Requirements
Scan the data below and pick out the lines containing the word "structure".

Supplied material
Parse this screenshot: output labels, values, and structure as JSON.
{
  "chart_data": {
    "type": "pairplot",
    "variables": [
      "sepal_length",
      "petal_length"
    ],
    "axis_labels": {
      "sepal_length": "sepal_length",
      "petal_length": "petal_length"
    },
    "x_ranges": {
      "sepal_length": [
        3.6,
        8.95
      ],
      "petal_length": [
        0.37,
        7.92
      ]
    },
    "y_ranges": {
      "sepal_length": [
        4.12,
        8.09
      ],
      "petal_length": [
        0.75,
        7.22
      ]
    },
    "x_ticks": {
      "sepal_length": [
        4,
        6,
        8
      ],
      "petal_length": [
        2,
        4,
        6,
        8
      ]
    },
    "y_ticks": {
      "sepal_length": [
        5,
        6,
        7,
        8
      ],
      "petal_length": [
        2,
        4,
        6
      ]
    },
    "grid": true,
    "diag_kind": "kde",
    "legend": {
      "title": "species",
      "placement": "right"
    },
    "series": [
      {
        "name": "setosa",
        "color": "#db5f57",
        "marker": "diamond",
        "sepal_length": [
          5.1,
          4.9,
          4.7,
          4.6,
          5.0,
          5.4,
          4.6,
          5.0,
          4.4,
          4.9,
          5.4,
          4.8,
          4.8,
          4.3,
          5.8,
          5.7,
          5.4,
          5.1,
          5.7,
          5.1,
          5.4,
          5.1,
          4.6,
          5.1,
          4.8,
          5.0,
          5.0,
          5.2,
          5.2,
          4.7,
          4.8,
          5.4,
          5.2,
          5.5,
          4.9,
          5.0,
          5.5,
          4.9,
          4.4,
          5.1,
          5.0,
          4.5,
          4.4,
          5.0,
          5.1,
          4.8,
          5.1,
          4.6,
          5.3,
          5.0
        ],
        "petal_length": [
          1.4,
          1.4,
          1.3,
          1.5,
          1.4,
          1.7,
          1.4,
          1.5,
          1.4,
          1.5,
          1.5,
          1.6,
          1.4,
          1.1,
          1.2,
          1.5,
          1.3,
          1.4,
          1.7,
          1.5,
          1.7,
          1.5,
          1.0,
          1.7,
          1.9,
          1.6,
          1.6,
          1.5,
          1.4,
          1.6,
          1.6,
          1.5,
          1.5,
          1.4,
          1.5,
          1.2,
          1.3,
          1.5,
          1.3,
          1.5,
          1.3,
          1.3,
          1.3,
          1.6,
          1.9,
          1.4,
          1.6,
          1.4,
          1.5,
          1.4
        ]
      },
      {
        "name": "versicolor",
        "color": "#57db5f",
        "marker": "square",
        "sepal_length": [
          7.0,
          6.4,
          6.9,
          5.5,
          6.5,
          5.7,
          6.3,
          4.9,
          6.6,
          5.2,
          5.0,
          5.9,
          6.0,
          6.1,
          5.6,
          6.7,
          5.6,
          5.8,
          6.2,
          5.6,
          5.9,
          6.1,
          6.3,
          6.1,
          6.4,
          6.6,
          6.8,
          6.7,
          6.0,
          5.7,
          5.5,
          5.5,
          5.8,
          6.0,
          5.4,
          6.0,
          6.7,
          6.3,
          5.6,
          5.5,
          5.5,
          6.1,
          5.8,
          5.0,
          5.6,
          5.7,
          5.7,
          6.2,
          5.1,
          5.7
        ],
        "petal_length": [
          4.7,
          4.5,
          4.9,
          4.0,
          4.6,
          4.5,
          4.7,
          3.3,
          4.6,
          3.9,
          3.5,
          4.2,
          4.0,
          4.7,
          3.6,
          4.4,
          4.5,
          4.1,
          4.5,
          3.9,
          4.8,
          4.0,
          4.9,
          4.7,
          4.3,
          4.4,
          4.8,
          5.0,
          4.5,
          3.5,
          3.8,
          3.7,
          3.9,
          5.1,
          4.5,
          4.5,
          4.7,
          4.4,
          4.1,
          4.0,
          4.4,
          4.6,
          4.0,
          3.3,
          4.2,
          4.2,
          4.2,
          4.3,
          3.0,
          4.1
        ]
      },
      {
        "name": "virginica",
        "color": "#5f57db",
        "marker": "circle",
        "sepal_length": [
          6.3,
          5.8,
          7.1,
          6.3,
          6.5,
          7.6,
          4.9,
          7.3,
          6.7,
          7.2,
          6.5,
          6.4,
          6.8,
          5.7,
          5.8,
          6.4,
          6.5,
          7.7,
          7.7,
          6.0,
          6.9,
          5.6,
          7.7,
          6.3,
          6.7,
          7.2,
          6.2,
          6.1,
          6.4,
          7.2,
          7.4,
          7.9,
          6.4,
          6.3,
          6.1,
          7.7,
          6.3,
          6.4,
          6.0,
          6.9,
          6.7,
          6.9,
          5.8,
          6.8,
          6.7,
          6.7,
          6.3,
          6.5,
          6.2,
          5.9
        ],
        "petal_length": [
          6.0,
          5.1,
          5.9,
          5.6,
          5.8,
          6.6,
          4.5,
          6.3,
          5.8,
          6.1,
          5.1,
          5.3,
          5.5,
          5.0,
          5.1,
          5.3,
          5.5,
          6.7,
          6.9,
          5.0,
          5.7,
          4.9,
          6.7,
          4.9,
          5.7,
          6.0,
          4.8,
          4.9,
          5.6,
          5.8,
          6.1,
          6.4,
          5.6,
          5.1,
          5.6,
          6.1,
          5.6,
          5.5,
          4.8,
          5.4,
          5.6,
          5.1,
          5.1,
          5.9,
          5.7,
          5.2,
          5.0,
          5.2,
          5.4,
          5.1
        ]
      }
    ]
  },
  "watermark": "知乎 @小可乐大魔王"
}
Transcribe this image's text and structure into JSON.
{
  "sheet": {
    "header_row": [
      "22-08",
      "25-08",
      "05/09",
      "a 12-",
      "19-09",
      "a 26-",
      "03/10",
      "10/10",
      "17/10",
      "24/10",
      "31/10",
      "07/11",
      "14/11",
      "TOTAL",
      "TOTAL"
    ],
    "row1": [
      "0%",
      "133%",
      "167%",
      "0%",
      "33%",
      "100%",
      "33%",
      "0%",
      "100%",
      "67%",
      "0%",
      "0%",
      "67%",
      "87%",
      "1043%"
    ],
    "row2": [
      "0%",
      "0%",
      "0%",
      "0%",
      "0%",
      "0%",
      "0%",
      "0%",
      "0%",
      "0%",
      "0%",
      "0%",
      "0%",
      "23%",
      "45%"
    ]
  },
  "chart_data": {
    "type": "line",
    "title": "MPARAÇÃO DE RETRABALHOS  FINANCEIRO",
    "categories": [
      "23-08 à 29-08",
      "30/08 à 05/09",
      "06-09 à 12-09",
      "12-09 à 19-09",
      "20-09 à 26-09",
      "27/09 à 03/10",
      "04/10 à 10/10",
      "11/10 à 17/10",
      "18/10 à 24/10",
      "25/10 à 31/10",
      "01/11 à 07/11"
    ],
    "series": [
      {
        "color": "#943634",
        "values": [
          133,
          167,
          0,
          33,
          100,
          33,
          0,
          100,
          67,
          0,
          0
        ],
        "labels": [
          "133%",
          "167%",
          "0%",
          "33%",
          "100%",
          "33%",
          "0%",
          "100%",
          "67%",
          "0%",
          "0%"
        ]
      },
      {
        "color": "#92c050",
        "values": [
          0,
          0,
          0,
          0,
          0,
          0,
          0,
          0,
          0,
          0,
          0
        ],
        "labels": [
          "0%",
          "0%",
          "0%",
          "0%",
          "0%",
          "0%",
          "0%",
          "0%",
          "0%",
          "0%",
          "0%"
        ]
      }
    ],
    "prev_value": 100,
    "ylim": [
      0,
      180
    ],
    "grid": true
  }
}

Output for this exercise
Parse this screenshot: output labels, values, and structure as JSON.
Transcribe this image's text and structure into JSON.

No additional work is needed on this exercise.